**Written instruction**
How many lines in the entries below contain "ylabel"? Answer with the number only.

Stored items:

## begin

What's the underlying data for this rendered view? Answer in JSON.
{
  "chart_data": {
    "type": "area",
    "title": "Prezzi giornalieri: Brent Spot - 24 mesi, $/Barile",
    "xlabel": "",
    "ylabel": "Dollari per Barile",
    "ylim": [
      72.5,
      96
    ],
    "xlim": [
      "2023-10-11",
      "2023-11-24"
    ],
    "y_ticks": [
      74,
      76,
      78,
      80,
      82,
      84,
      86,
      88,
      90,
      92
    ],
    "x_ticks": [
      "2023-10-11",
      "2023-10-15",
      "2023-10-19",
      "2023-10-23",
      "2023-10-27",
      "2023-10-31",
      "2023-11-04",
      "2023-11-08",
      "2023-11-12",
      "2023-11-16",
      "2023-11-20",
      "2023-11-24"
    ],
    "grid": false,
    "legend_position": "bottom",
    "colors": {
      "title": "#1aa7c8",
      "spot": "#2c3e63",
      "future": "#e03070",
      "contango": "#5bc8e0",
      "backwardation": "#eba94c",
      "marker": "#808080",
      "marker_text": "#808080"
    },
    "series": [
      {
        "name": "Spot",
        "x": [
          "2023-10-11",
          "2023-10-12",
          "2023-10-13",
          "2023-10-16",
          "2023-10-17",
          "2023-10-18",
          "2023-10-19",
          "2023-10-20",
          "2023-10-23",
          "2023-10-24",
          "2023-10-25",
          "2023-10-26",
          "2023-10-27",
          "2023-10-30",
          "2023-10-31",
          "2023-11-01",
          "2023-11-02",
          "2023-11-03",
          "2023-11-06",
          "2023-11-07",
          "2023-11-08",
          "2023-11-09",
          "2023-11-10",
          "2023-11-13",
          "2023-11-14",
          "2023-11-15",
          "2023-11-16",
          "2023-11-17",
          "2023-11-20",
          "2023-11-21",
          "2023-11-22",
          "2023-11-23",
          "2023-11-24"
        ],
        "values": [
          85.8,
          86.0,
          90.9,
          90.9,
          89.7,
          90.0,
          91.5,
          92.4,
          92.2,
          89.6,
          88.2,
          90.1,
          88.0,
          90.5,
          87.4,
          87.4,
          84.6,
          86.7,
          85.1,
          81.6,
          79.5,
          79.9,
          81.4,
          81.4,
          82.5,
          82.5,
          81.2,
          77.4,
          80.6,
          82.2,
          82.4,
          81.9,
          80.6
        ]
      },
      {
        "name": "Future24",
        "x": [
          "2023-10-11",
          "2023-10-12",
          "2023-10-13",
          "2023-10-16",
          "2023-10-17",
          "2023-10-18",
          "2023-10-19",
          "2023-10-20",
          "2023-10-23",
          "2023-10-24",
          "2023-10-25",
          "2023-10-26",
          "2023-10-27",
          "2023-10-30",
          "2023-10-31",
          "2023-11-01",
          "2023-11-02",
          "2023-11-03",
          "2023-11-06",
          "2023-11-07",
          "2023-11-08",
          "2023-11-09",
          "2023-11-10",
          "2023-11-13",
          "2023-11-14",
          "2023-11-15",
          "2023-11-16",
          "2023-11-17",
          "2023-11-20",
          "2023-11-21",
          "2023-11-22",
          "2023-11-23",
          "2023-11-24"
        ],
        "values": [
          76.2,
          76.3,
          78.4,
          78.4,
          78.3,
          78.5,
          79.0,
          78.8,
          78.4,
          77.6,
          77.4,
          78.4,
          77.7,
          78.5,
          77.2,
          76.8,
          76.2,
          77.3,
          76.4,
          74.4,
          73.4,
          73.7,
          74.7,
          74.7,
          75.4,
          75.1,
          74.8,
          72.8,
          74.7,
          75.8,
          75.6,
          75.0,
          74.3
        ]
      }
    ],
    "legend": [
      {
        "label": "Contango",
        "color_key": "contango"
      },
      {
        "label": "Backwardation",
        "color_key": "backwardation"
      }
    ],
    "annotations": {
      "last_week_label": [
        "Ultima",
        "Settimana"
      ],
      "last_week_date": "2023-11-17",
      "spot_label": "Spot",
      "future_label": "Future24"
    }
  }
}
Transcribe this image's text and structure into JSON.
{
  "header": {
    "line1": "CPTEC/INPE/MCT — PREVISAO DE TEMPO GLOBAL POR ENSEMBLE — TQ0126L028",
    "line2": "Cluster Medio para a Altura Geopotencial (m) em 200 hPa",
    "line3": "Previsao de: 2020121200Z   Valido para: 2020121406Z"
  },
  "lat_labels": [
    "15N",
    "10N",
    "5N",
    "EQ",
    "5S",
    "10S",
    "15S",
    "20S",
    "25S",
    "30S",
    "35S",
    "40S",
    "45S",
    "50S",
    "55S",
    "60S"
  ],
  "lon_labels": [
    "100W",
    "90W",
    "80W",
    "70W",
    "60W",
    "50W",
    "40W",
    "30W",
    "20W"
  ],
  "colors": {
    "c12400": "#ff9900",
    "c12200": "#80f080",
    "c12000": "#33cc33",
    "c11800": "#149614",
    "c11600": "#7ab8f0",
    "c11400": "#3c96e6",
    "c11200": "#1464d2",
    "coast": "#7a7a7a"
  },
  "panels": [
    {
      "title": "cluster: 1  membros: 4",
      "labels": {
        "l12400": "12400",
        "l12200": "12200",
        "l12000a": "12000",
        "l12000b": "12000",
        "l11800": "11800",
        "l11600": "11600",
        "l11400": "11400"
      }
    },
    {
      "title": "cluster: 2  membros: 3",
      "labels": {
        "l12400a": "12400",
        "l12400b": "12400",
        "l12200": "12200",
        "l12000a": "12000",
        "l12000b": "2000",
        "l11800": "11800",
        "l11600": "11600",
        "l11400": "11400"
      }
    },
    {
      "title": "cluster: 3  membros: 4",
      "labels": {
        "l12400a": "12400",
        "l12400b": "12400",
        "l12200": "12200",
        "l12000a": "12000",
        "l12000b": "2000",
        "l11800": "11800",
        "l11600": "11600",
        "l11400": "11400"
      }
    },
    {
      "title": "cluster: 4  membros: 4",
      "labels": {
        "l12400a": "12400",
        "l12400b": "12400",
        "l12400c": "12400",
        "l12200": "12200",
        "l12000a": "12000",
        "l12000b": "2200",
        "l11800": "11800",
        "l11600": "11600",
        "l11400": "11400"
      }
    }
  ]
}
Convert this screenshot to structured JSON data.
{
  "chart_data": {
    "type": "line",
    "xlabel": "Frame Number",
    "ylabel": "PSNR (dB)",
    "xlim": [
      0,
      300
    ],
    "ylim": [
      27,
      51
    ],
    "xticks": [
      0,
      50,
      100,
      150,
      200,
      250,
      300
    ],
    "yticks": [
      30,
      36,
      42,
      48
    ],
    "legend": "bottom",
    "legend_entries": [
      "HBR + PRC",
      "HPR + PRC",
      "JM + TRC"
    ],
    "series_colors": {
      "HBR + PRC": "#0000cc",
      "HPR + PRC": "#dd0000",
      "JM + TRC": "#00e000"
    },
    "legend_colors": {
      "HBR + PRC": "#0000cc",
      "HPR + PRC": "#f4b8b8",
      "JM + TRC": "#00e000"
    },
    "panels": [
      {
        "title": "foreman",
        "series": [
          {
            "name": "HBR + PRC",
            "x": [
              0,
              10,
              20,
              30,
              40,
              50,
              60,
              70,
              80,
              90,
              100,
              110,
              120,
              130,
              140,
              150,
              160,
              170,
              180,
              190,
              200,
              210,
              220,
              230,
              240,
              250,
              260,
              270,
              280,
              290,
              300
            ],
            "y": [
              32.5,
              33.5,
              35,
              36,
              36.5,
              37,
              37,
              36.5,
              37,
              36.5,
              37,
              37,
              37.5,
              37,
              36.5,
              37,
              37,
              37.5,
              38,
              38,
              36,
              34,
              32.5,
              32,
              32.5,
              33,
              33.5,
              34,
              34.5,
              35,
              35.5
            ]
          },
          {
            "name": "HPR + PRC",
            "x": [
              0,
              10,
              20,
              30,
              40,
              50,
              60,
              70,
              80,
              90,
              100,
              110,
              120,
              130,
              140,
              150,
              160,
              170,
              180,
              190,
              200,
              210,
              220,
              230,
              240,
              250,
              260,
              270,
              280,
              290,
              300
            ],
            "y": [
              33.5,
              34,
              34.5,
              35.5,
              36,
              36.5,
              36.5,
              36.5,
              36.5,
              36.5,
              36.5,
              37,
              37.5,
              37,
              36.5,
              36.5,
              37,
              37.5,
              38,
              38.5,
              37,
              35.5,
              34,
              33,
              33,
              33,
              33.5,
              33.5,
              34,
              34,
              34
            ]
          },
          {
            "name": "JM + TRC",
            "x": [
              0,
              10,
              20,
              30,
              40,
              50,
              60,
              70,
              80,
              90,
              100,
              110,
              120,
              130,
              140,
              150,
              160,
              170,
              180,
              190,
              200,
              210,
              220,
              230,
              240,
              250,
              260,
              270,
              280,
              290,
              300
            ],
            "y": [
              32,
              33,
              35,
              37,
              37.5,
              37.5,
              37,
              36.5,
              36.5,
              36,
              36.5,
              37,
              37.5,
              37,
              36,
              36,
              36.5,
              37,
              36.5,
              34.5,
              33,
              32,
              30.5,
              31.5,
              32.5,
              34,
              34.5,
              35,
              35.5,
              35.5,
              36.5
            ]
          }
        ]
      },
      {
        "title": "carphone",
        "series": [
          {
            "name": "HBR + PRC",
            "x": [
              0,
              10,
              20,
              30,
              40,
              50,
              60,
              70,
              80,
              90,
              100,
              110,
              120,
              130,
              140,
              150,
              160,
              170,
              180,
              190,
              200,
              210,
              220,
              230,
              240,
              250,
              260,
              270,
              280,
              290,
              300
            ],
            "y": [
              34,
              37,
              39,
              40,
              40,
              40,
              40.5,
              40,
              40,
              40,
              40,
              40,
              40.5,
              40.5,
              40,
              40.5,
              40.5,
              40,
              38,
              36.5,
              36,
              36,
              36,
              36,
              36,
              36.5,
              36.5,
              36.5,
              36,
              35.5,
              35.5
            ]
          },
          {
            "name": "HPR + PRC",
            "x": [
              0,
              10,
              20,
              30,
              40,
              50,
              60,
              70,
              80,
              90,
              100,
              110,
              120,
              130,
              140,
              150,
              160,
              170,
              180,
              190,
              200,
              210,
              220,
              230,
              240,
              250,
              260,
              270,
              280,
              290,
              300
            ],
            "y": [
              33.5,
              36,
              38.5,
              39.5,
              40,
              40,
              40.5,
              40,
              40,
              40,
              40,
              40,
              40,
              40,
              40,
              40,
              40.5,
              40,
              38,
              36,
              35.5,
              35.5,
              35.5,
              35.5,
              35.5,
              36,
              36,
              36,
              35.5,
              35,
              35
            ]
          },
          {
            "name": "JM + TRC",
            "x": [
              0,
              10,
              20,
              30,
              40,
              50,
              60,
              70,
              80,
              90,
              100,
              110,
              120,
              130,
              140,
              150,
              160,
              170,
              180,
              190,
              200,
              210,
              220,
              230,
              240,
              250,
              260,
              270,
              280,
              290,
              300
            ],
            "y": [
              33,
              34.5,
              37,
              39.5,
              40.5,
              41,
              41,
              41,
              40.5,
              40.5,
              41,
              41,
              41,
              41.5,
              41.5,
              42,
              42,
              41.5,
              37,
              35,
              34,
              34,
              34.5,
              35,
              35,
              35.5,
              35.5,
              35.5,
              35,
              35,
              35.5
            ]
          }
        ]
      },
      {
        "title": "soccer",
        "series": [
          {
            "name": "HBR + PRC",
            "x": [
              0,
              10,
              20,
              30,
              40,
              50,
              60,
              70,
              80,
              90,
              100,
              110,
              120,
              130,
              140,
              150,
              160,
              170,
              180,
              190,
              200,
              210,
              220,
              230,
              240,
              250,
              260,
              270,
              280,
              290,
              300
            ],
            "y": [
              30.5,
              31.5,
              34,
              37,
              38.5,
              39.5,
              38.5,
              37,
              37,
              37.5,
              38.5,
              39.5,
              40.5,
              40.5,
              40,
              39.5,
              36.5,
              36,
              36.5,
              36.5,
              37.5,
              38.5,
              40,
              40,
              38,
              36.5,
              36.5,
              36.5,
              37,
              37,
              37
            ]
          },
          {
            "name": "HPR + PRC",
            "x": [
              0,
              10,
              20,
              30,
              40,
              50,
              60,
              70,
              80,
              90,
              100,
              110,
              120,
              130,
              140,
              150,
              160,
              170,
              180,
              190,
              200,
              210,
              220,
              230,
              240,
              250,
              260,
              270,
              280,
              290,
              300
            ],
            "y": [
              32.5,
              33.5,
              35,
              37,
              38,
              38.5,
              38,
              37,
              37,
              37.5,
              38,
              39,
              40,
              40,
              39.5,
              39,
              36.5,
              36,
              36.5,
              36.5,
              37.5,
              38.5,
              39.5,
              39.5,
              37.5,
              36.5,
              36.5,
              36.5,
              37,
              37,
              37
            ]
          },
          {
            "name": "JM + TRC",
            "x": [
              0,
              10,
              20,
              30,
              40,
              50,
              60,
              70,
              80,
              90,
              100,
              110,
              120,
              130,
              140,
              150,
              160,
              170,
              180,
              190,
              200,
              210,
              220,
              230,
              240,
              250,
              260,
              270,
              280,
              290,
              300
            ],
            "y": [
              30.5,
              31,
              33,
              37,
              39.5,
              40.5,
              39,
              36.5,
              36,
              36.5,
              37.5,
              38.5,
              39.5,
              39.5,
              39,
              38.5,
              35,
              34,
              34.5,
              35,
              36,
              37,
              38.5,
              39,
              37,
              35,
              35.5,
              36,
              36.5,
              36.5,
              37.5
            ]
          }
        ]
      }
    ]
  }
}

## end

**Answer to this problem**
2